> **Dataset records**
■ ■ ■ ■ ■
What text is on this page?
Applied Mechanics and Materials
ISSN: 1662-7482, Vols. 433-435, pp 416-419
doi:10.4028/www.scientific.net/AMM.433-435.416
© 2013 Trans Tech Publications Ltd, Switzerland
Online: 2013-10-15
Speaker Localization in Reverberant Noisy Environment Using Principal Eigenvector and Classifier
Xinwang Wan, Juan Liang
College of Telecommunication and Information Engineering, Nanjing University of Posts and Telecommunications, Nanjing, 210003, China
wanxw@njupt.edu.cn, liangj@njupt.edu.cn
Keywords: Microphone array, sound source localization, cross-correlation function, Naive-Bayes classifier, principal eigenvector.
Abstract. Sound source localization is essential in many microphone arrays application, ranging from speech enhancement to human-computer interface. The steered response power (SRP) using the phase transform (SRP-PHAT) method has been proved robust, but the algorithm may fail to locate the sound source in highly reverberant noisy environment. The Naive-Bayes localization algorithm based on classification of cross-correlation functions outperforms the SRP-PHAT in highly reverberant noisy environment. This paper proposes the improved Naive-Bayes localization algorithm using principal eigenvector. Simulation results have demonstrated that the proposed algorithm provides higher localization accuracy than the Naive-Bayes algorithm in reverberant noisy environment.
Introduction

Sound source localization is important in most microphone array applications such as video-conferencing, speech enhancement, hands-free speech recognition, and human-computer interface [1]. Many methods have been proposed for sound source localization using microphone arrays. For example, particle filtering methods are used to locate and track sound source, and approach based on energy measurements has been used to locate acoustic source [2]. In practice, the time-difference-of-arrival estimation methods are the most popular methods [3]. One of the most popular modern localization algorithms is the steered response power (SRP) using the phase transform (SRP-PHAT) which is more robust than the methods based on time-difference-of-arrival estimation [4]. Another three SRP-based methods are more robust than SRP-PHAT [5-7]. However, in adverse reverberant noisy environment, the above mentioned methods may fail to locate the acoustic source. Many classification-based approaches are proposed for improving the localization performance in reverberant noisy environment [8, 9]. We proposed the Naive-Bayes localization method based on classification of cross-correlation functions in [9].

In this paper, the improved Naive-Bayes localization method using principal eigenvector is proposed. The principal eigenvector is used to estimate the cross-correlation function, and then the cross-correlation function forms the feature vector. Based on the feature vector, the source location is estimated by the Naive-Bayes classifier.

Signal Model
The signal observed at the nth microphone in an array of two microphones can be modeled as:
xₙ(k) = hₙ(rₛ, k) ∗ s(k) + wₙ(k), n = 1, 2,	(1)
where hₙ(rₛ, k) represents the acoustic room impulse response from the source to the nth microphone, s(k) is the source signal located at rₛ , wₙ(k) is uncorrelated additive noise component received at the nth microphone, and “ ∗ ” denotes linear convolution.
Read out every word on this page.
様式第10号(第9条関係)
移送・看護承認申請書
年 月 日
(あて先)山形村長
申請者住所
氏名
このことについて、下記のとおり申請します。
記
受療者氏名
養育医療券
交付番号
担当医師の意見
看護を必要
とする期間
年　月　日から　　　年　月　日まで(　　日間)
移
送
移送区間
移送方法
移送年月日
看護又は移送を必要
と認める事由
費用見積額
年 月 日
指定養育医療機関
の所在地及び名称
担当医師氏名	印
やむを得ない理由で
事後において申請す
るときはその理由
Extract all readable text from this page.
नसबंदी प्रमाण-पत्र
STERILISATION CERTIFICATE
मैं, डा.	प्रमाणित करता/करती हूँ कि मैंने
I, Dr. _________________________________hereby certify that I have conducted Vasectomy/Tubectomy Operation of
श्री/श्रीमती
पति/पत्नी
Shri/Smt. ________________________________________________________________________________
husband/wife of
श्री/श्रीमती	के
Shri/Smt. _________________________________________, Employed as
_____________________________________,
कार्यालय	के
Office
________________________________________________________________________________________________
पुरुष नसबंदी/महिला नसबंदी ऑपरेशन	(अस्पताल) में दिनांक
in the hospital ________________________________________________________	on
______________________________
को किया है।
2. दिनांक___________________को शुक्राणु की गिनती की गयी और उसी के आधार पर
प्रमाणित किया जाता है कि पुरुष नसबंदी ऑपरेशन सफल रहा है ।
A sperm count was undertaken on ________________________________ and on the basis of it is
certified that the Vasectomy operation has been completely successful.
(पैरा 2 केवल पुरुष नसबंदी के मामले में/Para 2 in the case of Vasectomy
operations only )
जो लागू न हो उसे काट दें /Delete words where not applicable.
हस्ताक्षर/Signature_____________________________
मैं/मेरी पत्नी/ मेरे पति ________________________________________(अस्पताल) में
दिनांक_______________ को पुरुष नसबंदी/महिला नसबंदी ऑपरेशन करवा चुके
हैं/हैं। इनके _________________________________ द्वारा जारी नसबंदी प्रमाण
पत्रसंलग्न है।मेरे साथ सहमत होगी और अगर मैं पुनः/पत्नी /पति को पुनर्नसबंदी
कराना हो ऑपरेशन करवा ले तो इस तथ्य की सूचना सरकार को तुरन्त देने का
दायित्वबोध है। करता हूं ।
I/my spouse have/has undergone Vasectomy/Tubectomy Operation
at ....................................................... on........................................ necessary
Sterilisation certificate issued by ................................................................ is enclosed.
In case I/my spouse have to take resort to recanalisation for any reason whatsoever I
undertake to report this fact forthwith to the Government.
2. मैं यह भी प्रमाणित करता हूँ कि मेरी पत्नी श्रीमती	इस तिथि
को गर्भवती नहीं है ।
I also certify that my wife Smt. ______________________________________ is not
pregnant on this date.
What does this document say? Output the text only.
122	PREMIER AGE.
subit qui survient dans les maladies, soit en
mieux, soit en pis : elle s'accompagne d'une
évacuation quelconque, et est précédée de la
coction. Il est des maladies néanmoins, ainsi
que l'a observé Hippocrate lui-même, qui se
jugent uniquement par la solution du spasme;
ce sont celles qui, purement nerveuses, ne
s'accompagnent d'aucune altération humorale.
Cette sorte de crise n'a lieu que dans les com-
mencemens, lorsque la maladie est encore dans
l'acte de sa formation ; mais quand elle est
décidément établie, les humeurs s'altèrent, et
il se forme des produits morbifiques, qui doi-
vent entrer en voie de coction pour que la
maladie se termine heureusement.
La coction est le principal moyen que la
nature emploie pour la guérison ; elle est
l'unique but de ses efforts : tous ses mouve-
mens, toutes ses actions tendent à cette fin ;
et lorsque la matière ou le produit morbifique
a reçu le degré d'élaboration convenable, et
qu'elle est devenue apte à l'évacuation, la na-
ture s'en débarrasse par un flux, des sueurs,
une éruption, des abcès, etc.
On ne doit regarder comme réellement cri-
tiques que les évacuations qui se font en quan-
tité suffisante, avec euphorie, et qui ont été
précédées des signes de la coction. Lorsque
■ ■ ■ ■ ■
> **TASK TO COMPLETE**
Extract every line above containing the word "coction".

> **RESPONSE BELOW**
coction. Il est des maladies néanmoins, ainsi
vent entrer en voie de coction pour que la
La coction est le principal moyen que la
précédées des signes de la coction. Lorsque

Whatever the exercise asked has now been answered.